**AIM:** Pictures in the data below are not part of the copy; transcribe everything else exactly.

_ _ _ _ _ _ _

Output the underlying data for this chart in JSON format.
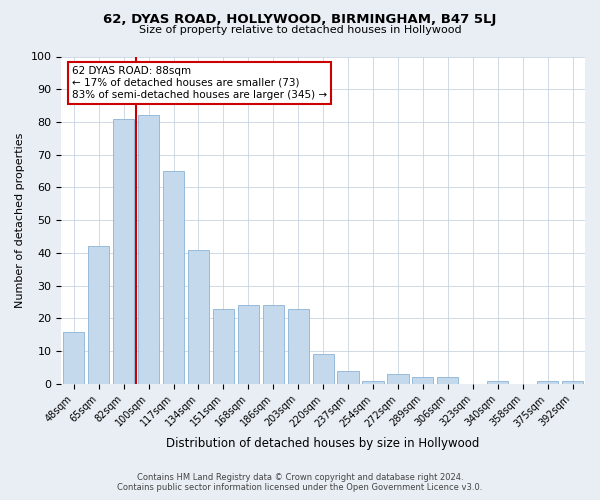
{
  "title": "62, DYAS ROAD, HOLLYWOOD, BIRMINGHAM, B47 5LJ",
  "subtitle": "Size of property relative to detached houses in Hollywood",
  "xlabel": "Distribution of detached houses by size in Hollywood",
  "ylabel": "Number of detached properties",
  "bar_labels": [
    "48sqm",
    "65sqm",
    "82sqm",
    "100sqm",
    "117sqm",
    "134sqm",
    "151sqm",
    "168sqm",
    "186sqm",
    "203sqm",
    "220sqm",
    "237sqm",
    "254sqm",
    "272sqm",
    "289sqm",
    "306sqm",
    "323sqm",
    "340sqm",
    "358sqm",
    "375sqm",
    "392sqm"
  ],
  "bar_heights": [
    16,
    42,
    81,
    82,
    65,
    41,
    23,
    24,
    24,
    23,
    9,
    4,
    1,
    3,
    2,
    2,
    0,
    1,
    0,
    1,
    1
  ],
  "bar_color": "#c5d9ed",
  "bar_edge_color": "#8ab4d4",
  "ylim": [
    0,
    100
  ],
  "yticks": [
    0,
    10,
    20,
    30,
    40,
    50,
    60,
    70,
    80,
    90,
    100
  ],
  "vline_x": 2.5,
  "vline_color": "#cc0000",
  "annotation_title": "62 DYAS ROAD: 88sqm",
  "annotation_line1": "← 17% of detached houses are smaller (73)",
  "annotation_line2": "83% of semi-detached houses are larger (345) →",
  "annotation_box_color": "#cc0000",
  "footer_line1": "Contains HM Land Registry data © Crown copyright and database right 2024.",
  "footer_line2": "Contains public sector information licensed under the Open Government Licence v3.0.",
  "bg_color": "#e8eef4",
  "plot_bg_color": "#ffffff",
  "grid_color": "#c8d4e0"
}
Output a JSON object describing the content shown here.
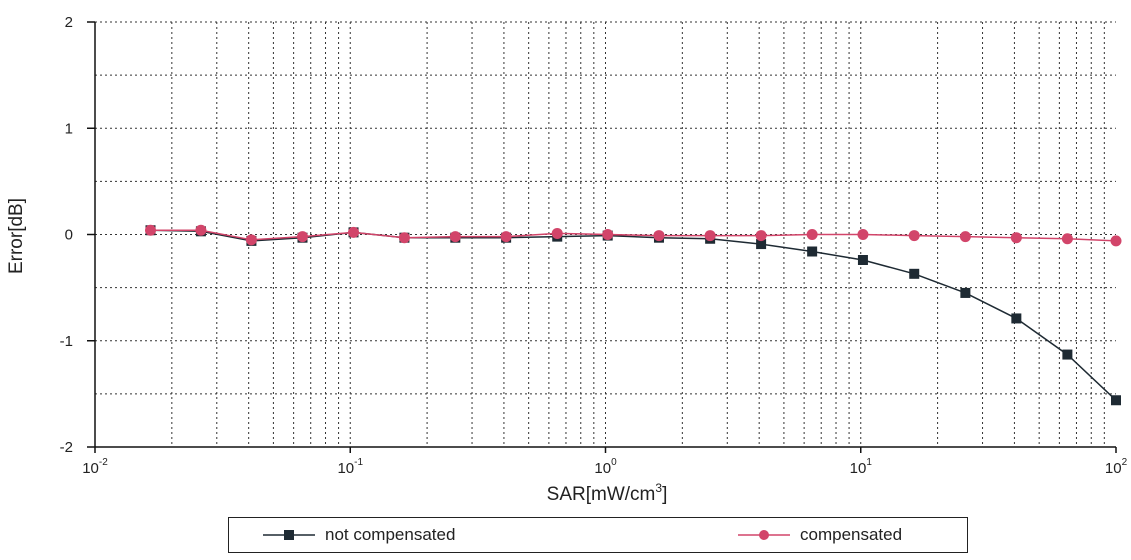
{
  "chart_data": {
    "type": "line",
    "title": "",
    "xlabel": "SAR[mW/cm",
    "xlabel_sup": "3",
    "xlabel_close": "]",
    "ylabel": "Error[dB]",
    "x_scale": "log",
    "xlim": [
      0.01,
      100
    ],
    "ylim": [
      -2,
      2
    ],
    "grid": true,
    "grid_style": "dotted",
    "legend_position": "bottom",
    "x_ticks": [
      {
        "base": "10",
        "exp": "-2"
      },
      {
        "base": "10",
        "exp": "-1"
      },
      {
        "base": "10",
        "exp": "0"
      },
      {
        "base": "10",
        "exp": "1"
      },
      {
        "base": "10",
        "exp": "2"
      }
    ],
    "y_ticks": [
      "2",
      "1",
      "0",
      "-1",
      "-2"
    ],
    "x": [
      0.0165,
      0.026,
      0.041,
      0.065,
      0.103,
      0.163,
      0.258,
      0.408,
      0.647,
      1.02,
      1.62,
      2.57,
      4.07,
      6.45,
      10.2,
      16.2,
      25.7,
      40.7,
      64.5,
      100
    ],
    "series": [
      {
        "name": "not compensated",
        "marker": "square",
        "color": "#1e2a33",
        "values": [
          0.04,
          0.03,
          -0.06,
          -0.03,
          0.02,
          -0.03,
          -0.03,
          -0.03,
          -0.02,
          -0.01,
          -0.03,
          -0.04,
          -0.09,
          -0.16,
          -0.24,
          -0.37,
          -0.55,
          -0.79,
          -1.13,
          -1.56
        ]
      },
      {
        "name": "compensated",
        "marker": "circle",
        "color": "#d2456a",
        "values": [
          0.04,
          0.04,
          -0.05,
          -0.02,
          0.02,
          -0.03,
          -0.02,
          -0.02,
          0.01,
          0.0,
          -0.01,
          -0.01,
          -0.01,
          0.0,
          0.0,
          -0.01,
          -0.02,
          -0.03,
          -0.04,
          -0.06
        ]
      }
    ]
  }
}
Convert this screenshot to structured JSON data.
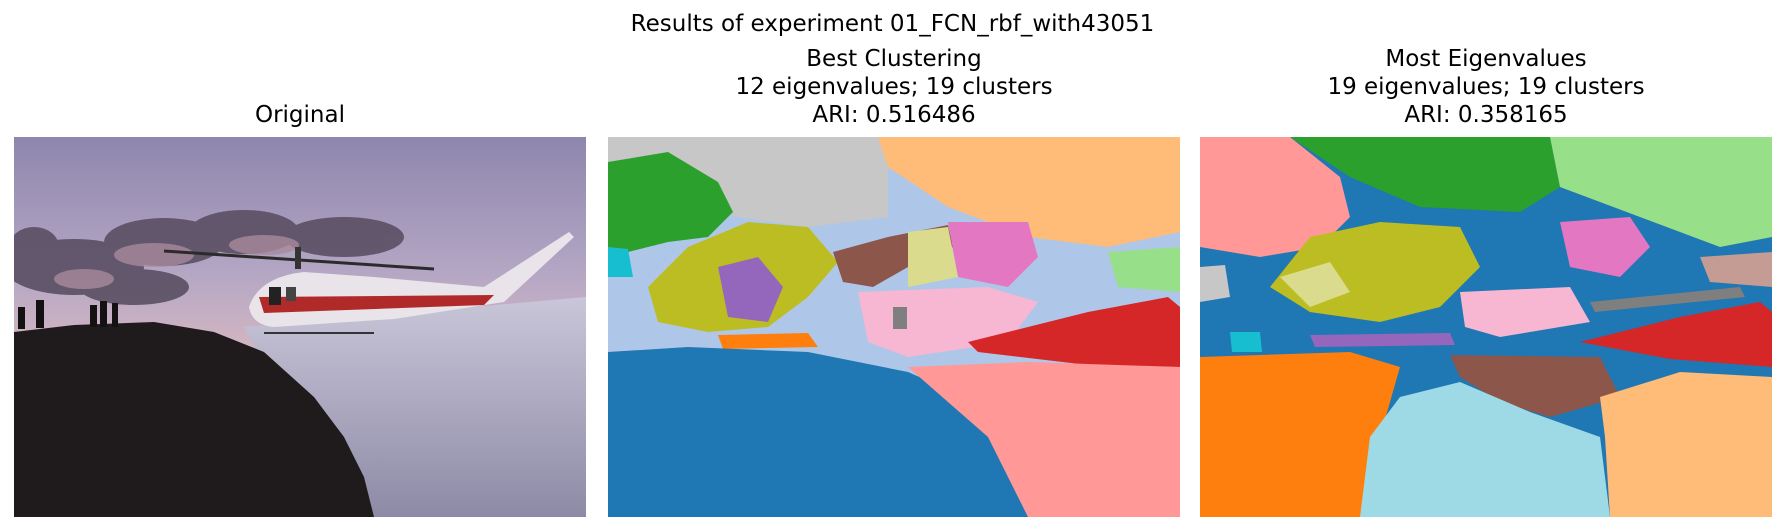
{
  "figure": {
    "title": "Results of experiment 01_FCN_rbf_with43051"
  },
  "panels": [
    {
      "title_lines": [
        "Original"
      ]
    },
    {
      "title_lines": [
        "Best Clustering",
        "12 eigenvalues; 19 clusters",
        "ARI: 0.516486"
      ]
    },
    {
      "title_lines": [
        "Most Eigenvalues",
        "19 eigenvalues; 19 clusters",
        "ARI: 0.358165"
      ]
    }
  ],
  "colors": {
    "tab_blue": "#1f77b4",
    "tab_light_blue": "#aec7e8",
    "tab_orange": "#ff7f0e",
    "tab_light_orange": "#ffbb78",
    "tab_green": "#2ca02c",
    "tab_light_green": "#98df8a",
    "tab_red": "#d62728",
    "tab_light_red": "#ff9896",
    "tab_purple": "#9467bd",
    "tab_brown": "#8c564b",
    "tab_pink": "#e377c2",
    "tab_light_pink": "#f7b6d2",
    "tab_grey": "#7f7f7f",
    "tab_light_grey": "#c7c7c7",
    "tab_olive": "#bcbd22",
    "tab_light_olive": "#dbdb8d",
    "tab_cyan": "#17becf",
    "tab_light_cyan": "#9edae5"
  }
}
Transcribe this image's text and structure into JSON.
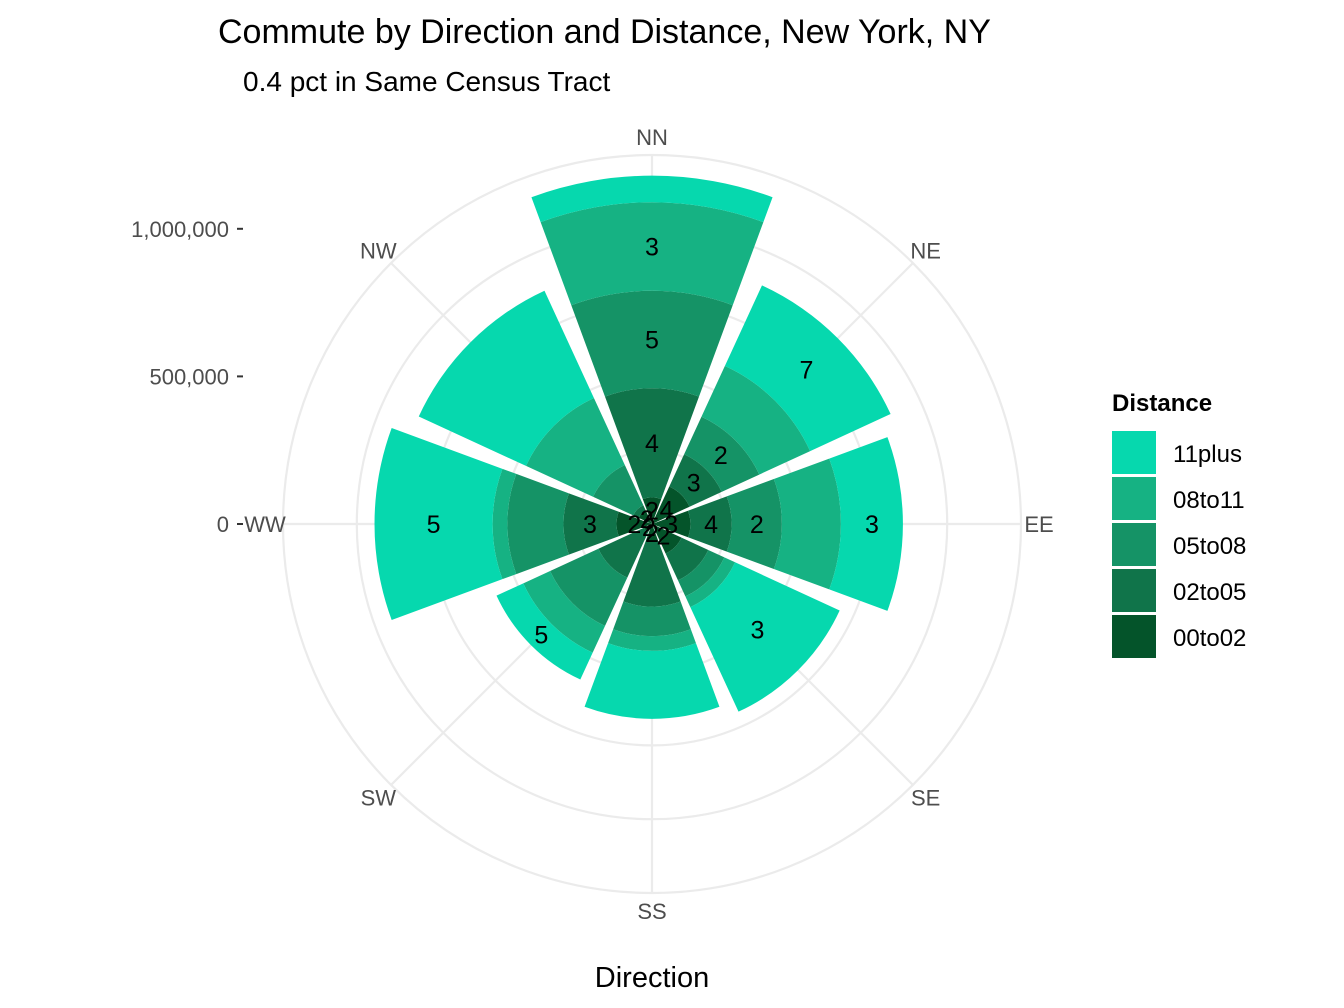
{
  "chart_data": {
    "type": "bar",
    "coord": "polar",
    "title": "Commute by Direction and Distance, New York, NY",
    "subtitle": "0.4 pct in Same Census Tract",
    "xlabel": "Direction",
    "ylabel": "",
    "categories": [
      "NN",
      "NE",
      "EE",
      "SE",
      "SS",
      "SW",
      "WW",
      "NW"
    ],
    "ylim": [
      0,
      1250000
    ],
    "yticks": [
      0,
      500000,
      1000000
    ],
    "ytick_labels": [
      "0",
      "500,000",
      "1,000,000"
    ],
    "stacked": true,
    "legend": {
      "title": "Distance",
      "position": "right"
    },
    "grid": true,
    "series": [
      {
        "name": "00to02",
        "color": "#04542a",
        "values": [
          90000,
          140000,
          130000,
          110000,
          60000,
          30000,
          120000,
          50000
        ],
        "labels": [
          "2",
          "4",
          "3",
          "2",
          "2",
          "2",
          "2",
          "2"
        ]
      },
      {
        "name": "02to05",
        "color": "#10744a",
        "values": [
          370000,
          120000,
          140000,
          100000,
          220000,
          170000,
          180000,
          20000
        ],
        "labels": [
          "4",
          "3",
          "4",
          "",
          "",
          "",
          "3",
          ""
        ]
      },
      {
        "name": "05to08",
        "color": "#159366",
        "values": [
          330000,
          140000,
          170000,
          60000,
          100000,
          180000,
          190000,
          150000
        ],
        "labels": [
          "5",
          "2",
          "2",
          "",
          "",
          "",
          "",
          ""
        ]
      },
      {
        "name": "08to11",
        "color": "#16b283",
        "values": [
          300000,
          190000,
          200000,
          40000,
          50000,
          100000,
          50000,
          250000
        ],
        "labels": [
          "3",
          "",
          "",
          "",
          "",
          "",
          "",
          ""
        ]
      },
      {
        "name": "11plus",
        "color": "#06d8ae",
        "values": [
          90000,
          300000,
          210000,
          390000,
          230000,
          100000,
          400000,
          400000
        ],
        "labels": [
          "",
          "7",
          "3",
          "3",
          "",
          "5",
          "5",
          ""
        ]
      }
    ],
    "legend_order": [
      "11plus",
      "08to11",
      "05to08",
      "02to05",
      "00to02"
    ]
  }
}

_ _ _ _ _ _ _

**RESULT FOR THIS EXERCISE:**
Output the underlying data for this chart in JSON format.
{
  "title": "62, DYAS ROAD, HOLLYWOOD, BIRMINGHAM, B47 5LJ",
  "subtitle": "Size of property relative to detached houses in Hollywood",
  "xlabel": "Distribution of detached houses by size in Hollywood",
  "ylabel": "Number of detached properties",
  "bar_labels": [
    "48sqm",
    "65sqm",
    "82sqm",
    "100sqm",
    "117sqm",
    "134sqm",
    "151sqm",
    "168sqm",
    "186sqm",
    "203sqm",
    "220sqm",
    "237sqm",
    "254sqm",
    "272sqm",
    "289sqm",
    "306sqm",
    "323sqm",
    "340sqm",
    "358sqm",
    "375sqm",
    "392sqm"
  ],
  "bar_heights": [
    16,
    42,
    81,
    82,
    65,
    41,
    23,
    24,
    24,
    23,
    9,
    4,
    1,
    3,
    2,
    2,
    0,
    1,
    0,
    1,
    1
  ],
  "bar_color": "#c5d9ed",
  "bar_edge_color": "#8ab4d4",
  "ylim": [
    0,
    100
  ],
  "yticks": [
    0,
    10,
    20,
    30,
    40,
    50,
    60,
    70,
    80,
    90,
    100
  ],
  "vline_x": 2.5,
  "vline_color": "#cc0000",
  "annotation_title": "62 DYAS ROAD: 88sqm",
  "annotation_line1": "← 17% of detached houses are smaller (73)",
  "annotation_line2": "83% of semi-detached houses are larger (345) →",
  "annotation_box_color": "#cc0000",
  "footer_line1": "Contains HM Land Registry data © Crown copyright and database right 2024.",
  "footer_line2": "Contains public sector information licensed under the Open Government Licence v3.0.",
  "bg_color": "#e8eef4",
  "plot_bg_color": "#ffffff",
  "grid_color": "#c8d4e0"
}
Output a JSON object describing the content shown here.
{
  "chart_data": {
    "type": "line",
    "title": "",
    "xlabel": "SAR[mW/cm",
    "xlabel_sup": "3",
    "xlabel_close": "]",
    "ylabel": "Error[dB]",
    "x_scale": "log",
    "xlim": [
      0.01,
      100
    ],
    "ylim": [
      -2,
      2
    ],
    "grid": true,
    "grid_style": "dotted",
    "legend_position": "bottom",
    "x_ticks": [
      {
        "base": "10",
        "exp": "-2"
      },
      {
        "base": "10",
        "exp": "-1"
      },
      {
        "base": "10",
        "exp": "0"
      },
      {
        "base": "10",
        "exp": "1"
      },
      {
        "base": "10",
        "exp": "2"
      }
    ],
    "y_ticks": [
      "2",
      "1",
      "0",
      "-1",
      "-2"
    ],
    "x": [
      0.0165,
      0.026,
      0.041,
      0.065,
      0.103,
      0.163,
      0.258,
      0.408,
      0.647,
      1.02,
      1.62,
      2.57,
      4.07,
      6.45,
      10.2,
      16.2,
      25.7,
      40.7,
      64.5,
      100
    ],
    "series": [
      {
        "name": "not compensated",
        "marker": "square",
        "color": "#1e2a33",
        "values": [
          0.04,
          0.03,
          -0.06,
          -0.03,
          0.02,
          -0.03,
          -0.03,
          -0.03,
          -0.02,
          -0.01,
          -0.03,
          -0.04,
          -0.09,
          -0.16,
          -0.24,
          -0.37,
          -0.55,
          -0.79,
          -1.13,
          -1.56
        ]
      },
      {
        "name": "compensated",
        "marker": "circle",
        "color": "#d2456a",
        "values": [
          0.04,
          0.04,
          -0.05,
          -0.02,
          0.02,
          -0.03,
          -0.02,
          -0.02,
          0.01,
          0.0,
          -0.01,
          -0.01,
          -0.01,
          0.0,
          0.0,
          -0.01,
          -0.02,
          -0.03,
          -0.04,
          -0.06
        ]
      }
    ]
  }
}
Convert this screenshot to structured JSON data.
{
  "figure": {
    "title": "Results of experiment 01_FCN_rbf_with43051"
  },
  "panels": [
    {
      "title_lines": [
        "Original"
      ]
    },
    {
      "title_lines": [
        "Best Clustering",
        "12 eigenvalues; 19 clusters",
        "ARI: 0.516486"
      ]
    },
    {
      "title_lines": [
        "Most Eigenvalues",
        "19 eigenvalues; 19 clusters",
        "ARI: 0.358165"
      ]
    }
  ],
  "colors": {
    "tab_blue": "#1f77b4",
    "tab_light_blue": "#aec7e8",
    "tab_orange": "#ff7f0e",
    "tab_light_orange": "#ffbb78",
    "tab_green": "#2ca02c",
    "tab_light_green": "#98df8a",
    "tab_red": "#d62728",
    "tab_light_red": "#ff9896",
    "tab_purple": "#9467bd",
    "tab_brown": "#8c564b",
    "tab_pink": "#e377c2",
    "tab_light_pink": "#f7b6d2",
    "tab_grey": "#7f7f7f",
    "tab_light_grey": "#c7c7c7",
    "tab_olive": "#bcbd22",
    "tab_light_olive": "#dbdb8d",
    "tab_cyan": "#17becf",
    "tab_light_cyan": "#9edae5"
  }
}
Transcribe this image's text and structure into JSON.
{
  "chart_data": {
    "type": "bar",
    "coord": "polar",
    "title": "Commute by Direction and Distance, New York, NY",
    "subtitle": "0.4 pct in Same Census Tract",
    "xlabel": "Direction",
    "ylabel": "",
    "categories": [
      "NN",
      "NE",
      "EE",
      "SE",
      "SS",
      "SW",
      "WW",
      "NW"
    ],
    "ylim": [
      0,
      1250000
    ],
    "yticks": [
      0,
      500000,
      1000000
    ],
    "ytick_labels": [
      "0",
      "500,000",
      "1,000,000"
    ],
    "stacked": true,
    "legend": {
      "title": "Distance",
      "position": "right"
    },
    "grid": true,
    "series": [
      {
        "name": "00to02",
        "color": "#04542a",
        "values": [
          90000,
          140000,
          130000,
          110000,
          60000,
          30000,
          120000,
          50000
        ],
        "labels": [
          "2",
          "4",
          "3",
          "2",
          "2",
          "2",
          "2",
          "2"
        ]
      },
      {
        "name": "02to05",
        "color": "#10744a",
        "values": [
          370000,
          120000,
          140000,
          100000,
          220000,
          170000,
          180000,
          20000
        ],
        "labels": [
          "4",
          "3",
          "4",
          "",
          "",
          "",
          "3",
          ""
        ]
      },
      {
        "name": "05to08",
        "color": "#159366",
        "values": [
          330000,
          140000,
          170000,
          60000,
          100000,
          180000,
          190000,
          150000
        ],
        "labels": [
          "5",
          "2",
          "2",
          "",
          "",
          "",
          "",
          ""
        ]
      },
      {
        "name": "08to11",
        "color": "#16b283",
        "values": [
          300000,
          190000,
          200000,
          40000,
          50000,
          100000,
          50000,
          250000
        ],
        "labels": [
          "3",
          "",
          "",
          "",
          "",
          "",
          "",
          ""
        ]
      },
      {
        "name": "11plus",
        "color": "#06d8ae",
        "values": [
          90000,
          300000,
          210000,
          390000,
          230000,
          100000,
          400000,
          400000
        ],
        "labels": [
          "",
          "7",
          "3",
          "3",
          "",
          "5",
          "5",
          ""
        ]
      }
    ],
    "legend_order": [
      "11plus",
      "08to11",
      "05to08",
      "02to05",
      "00to02"
    ]
  }
}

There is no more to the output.